__DESCRIPTION OF THE TASK__
Read the entries below and pull out each line with the string "langue".

[BEGIN]

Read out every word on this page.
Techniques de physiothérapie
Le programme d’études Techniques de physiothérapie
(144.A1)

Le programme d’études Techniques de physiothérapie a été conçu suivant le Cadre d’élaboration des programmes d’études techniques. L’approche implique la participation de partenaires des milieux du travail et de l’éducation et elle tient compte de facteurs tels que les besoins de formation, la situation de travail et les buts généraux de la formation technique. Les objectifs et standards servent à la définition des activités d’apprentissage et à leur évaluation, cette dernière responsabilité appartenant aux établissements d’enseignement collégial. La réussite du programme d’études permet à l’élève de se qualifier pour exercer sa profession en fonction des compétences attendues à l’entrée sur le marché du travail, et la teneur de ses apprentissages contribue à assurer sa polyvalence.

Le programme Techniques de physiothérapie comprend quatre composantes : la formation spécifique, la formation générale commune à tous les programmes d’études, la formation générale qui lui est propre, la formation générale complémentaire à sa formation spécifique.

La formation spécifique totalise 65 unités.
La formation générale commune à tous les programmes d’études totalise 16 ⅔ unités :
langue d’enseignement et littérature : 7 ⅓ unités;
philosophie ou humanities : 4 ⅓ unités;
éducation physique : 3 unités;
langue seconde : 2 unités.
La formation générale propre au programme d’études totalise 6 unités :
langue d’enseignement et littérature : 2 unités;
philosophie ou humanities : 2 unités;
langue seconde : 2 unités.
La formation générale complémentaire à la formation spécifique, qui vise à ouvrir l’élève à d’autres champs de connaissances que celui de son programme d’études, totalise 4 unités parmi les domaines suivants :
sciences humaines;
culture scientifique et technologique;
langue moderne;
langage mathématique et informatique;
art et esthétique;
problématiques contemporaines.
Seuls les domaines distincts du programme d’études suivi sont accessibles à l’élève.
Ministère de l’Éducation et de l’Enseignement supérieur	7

[END]
[BEGIN]

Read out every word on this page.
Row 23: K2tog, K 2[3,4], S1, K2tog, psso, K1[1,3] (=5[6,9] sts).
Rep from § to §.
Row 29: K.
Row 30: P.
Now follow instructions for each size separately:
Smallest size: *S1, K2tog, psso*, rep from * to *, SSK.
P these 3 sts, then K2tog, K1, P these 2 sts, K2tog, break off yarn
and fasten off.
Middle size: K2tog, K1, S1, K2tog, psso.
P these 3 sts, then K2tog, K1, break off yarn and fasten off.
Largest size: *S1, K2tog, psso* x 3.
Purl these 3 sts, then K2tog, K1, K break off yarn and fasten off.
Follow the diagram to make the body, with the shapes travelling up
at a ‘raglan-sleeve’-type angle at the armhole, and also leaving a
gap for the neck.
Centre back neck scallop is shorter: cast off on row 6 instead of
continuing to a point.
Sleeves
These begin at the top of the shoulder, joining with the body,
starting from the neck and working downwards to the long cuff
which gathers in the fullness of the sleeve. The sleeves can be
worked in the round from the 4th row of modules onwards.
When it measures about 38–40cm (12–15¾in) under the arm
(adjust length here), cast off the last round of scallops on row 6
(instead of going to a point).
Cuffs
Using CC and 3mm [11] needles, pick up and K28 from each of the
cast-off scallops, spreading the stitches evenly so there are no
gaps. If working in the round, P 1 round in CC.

[END]
[BEGIN]

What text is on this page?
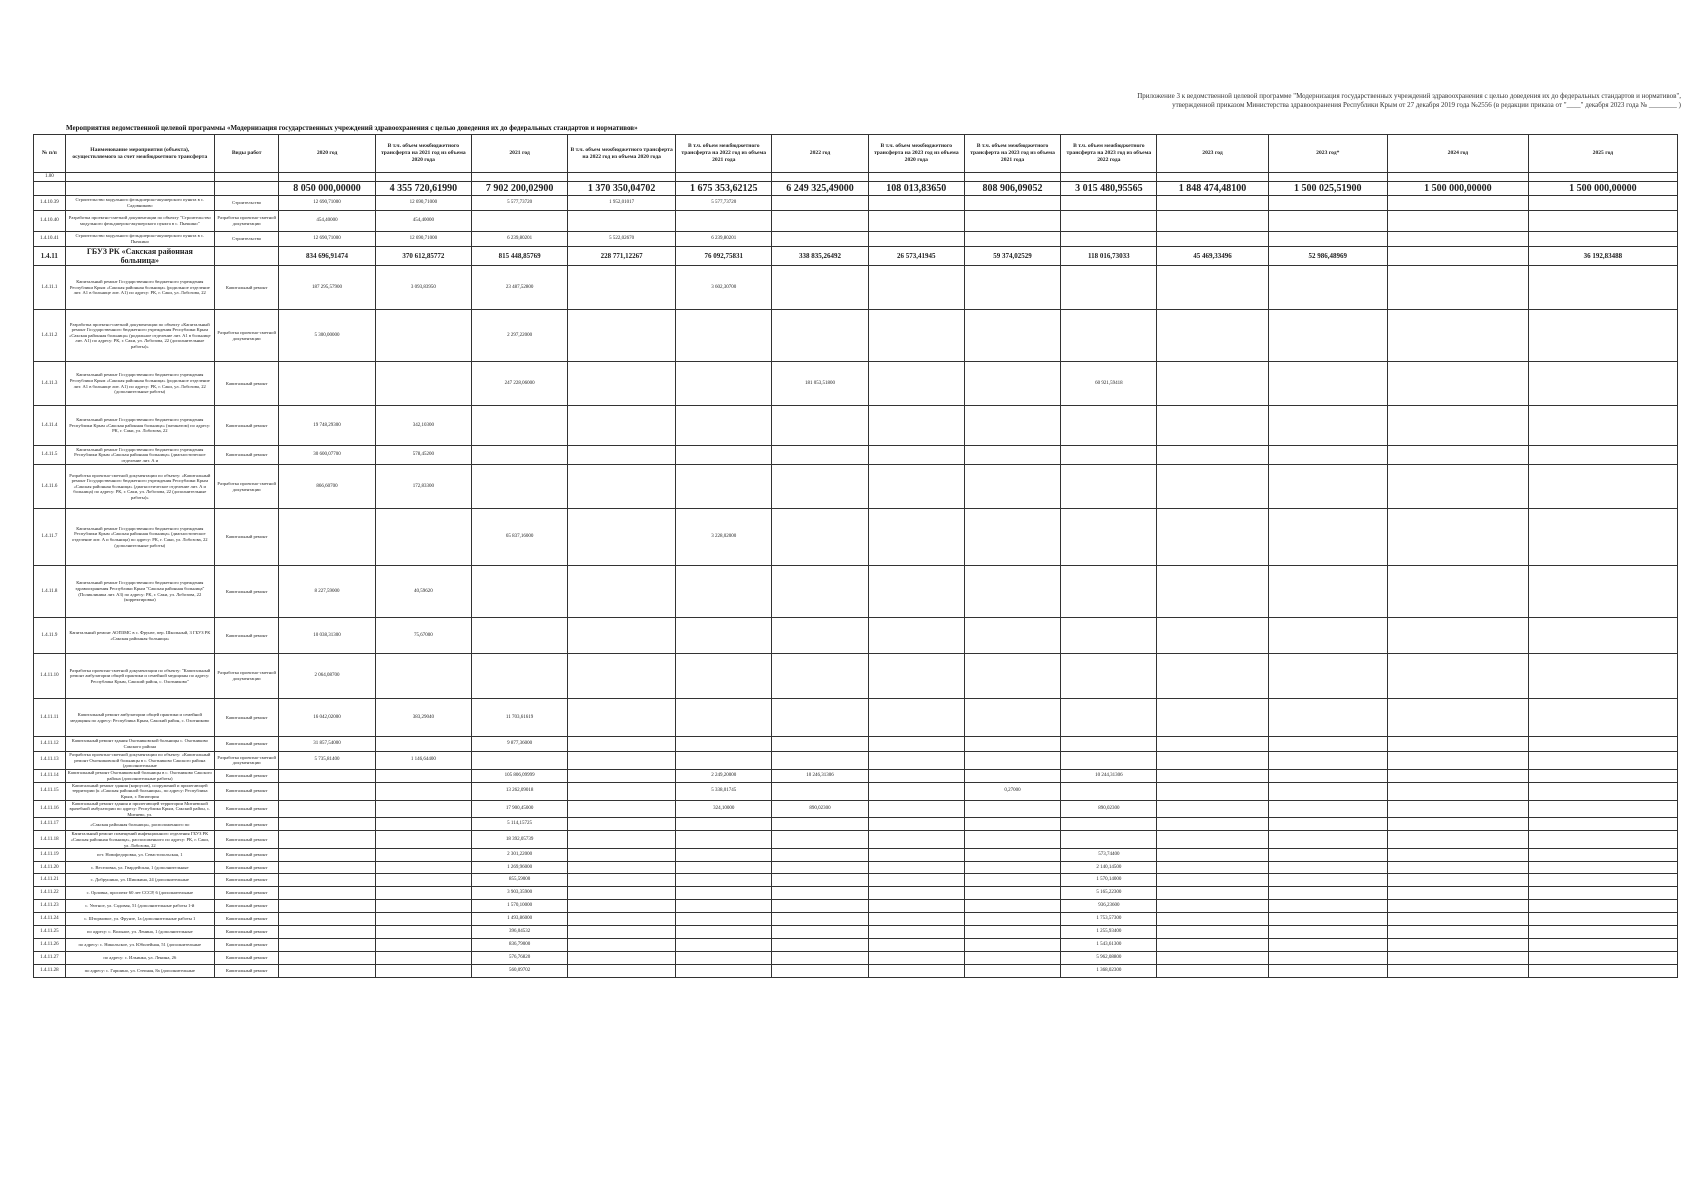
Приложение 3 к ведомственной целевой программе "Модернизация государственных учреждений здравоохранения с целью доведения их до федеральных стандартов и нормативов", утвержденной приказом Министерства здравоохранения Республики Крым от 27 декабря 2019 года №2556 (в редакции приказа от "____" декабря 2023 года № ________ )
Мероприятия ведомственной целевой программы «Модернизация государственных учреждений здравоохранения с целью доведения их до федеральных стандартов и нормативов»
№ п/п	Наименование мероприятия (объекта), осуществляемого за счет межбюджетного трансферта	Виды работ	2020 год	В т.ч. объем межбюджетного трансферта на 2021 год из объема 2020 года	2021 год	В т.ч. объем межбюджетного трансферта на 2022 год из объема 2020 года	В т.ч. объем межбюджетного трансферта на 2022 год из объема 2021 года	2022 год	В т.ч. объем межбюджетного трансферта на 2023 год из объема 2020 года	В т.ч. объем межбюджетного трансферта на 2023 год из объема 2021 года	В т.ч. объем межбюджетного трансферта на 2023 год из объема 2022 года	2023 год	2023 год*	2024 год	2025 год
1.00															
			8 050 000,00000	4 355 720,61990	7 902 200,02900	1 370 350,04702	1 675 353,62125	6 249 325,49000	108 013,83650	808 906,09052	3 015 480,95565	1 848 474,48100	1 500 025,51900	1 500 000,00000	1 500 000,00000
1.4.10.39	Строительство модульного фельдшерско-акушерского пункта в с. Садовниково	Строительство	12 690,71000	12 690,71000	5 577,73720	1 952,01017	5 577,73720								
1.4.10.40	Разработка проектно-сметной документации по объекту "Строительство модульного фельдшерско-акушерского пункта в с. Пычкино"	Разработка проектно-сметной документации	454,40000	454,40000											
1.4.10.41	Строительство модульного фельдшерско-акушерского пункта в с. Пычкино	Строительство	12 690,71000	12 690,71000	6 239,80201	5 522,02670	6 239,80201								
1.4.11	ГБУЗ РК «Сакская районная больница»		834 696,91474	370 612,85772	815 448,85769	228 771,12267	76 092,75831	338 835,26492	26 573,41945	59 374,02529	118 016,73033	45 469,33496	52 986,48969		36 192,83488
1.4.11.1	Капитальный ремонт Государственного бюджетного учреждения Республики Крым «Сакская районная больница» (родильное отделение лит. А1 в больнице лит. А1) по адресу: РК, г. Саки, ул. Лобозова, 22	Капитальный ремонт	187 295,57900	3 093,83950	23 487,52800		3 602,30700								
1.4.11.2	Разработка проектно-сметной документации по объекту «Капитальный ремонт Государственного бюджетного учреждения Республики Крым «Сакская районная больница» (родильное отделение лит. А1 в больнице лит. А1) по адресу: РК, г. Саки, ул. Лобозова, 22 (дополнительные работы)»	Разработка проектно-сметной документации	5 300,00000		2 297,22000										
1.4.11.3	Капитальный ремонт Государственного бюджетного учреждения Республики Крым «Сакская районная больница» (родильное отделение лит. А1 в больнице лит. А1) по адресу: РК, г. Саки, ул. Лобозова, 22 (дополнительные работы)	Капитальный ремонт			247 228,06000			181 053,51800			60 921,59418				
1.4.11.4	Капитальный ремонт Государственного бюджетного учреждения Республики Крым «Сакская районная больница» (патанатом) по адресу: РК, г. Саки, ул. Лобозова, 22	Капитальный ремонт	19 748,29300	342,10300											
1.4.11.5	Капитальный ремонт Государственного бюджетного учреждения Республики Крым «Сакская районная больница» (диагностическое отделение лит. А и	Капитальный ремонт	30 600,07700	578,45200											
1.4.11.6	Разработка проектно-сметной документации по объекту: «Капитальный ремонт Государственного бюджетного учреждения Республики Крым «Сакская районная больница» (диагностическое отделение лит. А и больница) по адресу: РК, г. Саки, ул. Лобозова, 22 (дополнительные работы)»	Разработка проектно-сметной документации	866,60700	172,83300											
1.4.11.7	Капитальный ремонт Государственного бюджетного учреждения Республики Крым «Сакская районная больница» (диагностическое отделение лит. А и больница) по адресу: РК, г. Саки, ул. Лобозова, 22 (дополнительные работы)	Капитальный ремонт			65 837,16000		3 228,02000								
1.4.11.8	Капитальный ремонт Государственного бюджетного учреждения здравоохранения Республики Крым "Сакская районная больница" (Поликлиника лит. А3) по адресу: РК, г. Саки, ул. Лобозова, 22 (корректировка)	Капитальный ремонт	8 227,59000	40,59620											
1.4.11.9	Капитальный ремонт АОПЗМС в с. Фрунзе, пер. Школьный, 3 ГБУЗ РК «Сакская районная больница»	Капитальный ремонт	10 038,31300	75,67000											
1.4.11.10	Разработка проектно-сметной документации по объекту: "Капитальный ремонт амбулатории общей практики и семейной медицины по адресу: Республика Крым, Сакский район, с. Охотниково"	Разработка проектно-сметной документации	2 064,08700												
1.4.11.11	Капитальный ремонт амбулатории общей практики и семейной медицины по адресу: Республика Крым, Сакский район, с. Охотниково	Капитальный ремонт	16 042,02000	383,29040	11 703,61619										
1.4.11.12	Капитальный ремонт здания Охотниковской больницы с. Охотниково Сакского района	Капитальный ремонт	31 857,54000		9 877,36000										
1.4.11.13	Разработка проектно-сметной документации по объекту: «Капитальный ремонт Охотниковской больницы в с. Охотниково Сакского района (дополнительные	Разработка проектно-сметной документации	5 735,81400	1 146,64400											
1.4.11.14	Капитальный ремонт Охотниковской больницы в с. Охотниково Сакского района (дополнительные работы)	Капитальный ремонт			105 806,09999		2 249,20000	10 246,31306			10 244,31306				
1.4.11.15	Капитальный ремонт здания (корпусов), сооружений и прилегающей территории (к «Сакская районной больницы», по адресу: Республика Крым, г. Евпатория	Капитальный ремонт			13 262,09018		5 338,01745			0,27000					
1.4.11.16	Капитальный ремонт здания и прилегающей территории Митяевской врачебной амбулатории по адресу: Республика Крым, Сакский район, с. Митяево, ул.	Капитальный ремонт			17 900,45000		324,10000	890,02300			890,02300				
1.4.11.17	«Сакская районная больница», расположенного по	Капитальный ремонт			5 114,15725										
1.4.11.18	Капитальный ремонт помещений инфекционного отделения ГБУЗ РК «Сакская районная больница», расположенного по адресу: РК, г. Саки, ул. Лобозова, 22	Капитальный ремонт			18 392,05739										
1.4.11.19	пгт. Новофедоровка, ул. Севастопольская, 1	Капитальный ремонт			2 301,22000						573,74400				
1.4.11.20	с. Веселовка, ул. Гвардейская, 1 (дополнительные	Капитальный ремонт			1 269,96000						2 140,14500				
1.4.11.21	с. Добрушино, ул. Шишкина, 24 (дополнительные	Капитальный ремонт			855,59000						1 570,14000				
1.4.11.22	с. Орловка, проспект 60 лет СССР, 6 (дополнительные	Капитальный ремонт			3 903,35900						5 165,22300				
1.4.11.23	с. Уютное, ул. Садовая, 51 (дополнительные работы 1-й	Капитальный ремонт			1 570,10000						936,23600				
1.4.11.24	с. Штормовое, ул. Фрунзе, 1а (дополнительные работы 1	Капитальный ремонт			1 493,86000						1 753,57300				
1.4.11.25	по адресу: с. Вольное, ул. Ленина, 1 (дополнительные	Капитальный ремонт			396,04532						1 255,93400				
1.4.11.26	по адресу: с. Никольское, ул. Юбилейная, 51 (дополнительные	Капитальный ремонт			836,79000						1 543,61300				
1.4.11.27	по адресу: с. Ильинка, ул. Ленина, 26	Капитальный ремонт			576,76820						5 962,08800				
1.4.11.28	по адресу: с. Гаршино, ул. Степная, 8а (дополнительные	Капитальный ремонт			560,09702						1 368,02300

[END]

__OUTPUT FOR THIS TASK__
langue d’enseignement et littérature : 7 ⅓ unités;
langue seconde : 2 unités.
langue d’enseignement et littérature : 2 unités;
langue seconde : 2 unités.
langue moderne;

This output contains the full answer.